# AIM
What follows is a listing; restate every line of it word for word.

Extracts from a graphics dataset
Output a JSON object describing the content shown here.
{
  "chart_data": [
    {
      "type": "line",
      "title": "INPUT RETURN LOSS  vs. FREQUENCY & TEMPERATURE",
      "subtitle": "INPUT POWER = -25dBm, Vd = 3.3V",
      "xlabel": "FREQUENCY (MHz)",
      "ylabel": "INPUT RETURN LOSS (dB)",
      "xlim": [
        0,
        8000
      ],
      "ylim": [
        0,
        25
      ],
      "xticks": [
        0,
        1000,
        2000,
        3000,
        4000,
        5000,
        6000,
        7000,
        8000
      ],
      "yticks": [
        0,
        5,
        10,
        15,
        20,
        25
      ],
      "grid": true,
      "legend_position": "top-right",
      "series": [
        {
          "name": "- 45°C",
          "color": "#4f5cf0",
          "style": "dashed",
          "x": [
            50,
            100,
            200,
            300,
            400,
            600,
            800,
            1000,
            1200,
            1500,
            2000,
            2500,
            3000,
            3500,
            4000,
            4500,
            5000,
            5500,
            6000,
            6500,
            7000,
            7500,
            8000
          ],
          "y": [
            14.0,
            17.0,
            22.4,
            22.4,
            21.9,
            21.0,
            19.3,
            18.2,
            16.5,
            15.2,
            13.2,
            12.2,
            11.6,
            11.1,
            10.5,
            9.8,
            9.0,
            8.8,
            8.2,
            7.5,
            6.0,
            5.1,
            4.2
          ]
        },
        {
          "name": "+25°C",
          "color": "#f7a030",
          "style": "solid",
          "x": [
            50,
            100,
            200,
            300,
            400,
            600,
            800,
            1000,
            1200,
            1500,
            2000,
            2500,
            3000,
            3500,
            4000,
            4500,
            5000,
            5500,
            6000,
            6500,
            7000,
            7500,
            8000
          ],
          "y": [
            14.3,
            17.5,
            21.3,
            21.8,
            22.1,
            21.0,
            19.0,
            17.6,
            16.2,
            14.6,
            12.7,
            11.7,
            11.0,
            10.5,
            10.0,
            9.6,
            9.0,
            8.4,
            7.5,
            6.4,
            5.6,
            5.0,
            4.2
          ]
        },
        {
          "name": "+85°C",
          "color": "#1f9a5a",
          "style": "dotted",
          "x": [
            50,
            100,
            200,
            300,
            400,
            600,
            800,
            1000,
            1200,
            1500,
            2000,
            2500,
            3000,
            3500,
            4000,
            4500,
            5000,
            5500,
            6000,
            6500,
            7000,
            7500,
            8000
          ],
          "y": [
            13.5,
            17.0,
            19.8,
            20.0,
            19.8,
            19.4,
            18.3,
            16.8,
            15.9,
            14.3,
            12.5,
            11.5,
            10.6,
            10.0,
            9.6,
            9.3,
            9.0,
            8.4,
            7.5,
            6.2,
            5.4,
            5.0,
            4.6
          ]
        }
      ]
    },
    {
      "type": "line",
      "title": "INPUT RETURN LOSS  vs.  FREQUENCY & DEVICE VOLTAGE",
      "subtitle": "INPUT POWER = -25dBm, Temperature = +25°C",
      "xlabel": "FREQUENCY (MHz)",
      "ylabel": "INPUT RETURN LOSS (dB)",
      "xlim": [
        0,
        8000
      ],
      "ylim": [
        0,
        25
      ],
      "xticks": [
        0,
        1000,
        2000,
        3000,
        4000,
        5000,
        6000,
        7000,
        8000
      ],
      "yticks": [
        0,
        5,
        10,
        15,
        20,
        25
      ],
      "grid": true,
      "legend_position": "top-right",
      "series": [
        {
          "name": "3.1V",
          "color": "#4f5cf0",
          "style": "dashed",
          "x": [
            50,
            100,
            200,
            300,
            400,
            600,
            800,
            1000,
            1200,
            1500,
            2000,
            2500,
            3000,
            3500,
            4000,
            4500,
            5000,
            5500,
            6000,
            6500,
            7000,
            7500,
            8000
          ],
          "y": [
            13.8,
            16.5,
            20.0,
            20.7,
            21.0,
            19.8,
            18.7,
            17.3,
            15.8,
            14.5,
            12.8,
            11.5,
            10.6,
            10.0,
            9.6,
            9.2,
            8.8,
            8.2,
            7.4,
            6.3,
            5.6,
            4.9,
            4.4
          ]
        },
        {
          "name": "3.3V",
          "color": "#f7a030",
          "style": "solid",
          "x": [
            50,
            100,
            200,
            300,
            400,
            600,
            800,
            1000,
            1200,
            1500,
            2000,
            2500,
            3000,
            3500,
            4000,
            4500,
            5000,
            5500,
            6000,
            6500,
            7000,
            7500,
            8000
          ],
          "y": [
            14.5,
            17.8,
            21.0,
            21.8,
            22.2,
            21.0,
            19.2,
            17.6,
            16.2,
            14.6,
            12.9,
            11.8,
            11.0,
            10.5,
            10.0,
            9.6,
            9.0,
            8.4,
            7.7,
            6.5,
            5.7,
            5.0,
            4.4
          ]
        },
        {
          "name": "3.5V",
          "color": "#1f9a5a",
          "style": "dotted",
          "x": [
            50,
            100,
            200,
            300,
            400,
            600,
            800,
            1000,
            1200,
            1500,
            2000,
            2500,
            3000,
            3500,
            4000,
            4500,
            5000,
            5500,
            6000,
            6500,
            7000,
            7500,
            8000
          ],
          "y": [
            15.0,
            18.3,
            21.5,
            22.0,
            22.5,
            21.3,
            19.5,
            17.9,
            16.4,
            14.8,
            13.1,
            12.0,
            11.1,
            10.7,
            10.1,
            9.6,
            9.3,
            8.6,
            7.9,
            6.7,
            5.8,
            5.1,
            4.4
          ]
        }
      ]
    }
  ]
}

# EXERCISE RESPONSE
Output a JSON object describing the content shown here.
{
  "chart_data": [
    {
      "type": "line",
      "title": "INPUT RETURN LOSS  vs. FREQUENCY & TEMPERATURE",
      "subtitle": "INPUT POWER = -25dBm, Vd = 3.3V",
      "xlabel": "FREQUENCY (MHz)",
      "ylabel": "INPUT RETURN LOSS (dB)",
      "xlim": [
        0,
        8000
      ],
      "ylim": [
        0,
        25
      ],
      "xticks": [
        0,
        1000,
        2000,
        3000,
        4000,
        5000,
        6000,
        7000,
        8000
      ],
      "yticks": [
        0,
        5,
        10,
        15,
        20,
        25
      ],
      "grid": true,
      "legend_position": "top-right",
      "series": [
        {
          "name": "- 45°C",
          "color": "#4f5cf0",
          "style": "dashed",
          "x": [
            50,
            100,
            200,
            300,
            400,
            600,
            800,
            1000,
            1200,
            1500,
            2000,
            2500,
            3000,
            3500,
            4000,
            4500,
            5000,
            5500,
            6000,
            6500,
            7000,
            7500,
            8000
          ],
          "y": [
            14.0,
            17.0,
            22.4,
            22.4,
            21.9,
            21.0,
            19.3,
            18.2,
            16.5,
            15.2,
            13.2,
            12.2,
            11.6,
            11.1,
            10.5,
            9.8,
            9.0,
            8.8,
            8.2,
            7.5,
            6.0,
            5.1,
            4.2
          ]
        },
        {
          "name": "+25°C",
          "color": "#f7a030",
          "style": "solid",
          "x": [
            50,
            100,
            200,
            300,
            400,
            600,
            800,
            1000,
            1200,
            1500,
            2000,
            2500,
            3000,
            3500,
            4000,
            4500,
            5000,
            5500,
            6000,
            6500,
            7000,
            7500,
            8000
          ],
          "y": [
            14.3,
            17.5,
            21.3,
            21.8,
            22.1,
            21.0,
            19.0,
            17.6,
            16.2,
            14.6,
            12.7,
            11.7,
            11.0,
            10.5,
            10.0,
            9.6,
            9.0,
            8.4,
            7.5,
            6.4,
            5.6,
            5.0,
            4.2
          ]
        },
        {
          "name": "+85°C",
          "color": "#1f9a5a",
          "style": "dotted",
          "x": [
            50,
            100,
            200,
            300,
            400,
            600,
            800,
            1000,
            1200,
            1500,
            2000,
            2500,
            3000,
            3500,
            4000,
            4500,
            5000,
            5500,
            6000,
            6500,
            7000,
            7500,
            8000
          ],
          "y": [
            13.5,
            17.0,
            19.8,
            20.0,
            19.8,
            19.4,
            18.3,
            16.8,
            15.9,
            14.3,
            12.5,
            11.5,
            10.6,
            10.0,
            9.6,
            9.3,
            9.0,
            8.4,
            7.5,
            6.2,
            5.4,
            5.0,
            4.6
          ]
        }
      ]
    },
    {
      "type": "line",
      "title": "INPUT RETURN LOSS  vs.  FREQUENCY & DEVICE VOLTAGE",
      "subtitle": "INPUT POWER = -25dBm, Temperature = +25°C",
      "xlabel": "FREQUENCY (MHz)",
      "ylabel": "INPUT RETURN LOSS (dB)",
      "xlim": [
        0,
        8000
      ],
      "ylim": [
        0,
        25
      ],
      "xticks": [
        0,
        1000,
        2000,
        3000,
        4000,
        5000,
        6000,
        7000,
        8000
      ],
      "yticks": [
        0,
        5,
        10,
        15,
        20,
        25
      ],
      "grid": true,
      "legend_position": "top-right",
      "series": [
        {
          "name": "3.1V",
          "color": "#4f5cf0",
          "style": "dashed",
          "x": [
            50,
            100,
            200,
            300,
            400,
            600,
            800,
            1000,
            1200,
            1500,
            2000,
            2500,
            3000,
            3500,
            4000,
            4500,
            5000,
            5500,
            6000,
            6500,
            7000,
            7500,
            8000
          ],
          "y": [
            13.8,
            16.5,
            20.0,
            20.7,
            21.0,
            19.8,
            18.7,
            17.3,
            15.8,
            14.5,
            12.8,
            11.5,
            10.6,
            10.0,
            9.6,
            9.2,
            8.8,
            8.2,
            7.4,
            6.3,
            5.6,
            4.9,
            4.4
          ]
        },
        {
          "name": "3.3V",
          "color": "#f7a030",
          "style": "solid",
          "x": [
            50,
            100,
            200,
            300,
            400,
            600,
            800,
            1000,
            1200,
            1500,
            2000,
            2500,
            3000,
            3500,
            4000,
            4500,
            5000,
            5500,
            6000,
            6500,
            7000,
            7500,
            8000
          ],
          "y": [
            14.5,
            17.8,
            21.0,
            21.8,
            22.2,
            21.0,
            19.2,
            17.6,
            16.2,
            14.6,
            12.9,
            11.8,
            11.0,
            10.5,
            10.0,
            9.6,
            9.0,
            8.4,
            7.7,
            6.5,
            5.7,
            5.0,
            4.4
          ]
        },
        {
          "name": "3.5V",
          "color": "#1f9a5a",
          "style": "dotted",
          "x": [
            50,
            100,
            200,
            300,
            400,
            600,
            800,
            1000,
            1200,
            1500,
            2000,
            2500,
            3000,
            3500,
            4000,
            4500,
            5000,
            5500,
            6000,
            6500,
            7000,
            7500,
            8000
          ],
          "y": [
            15.0,
            18.3,
            21.5,
            22.0,
            22.5,
            21.3,
            19.5,
            17.9,
            16.4,
            14.8,
            13.1,
            12.0,
            11.1,
            10.7,
            10.1,
            9.6,
            9.3,
            8.6,
            7.9,
            6.7,
            5.8,
            5.1,
            4.4
          ]
        }
      ]
    }
  ]
}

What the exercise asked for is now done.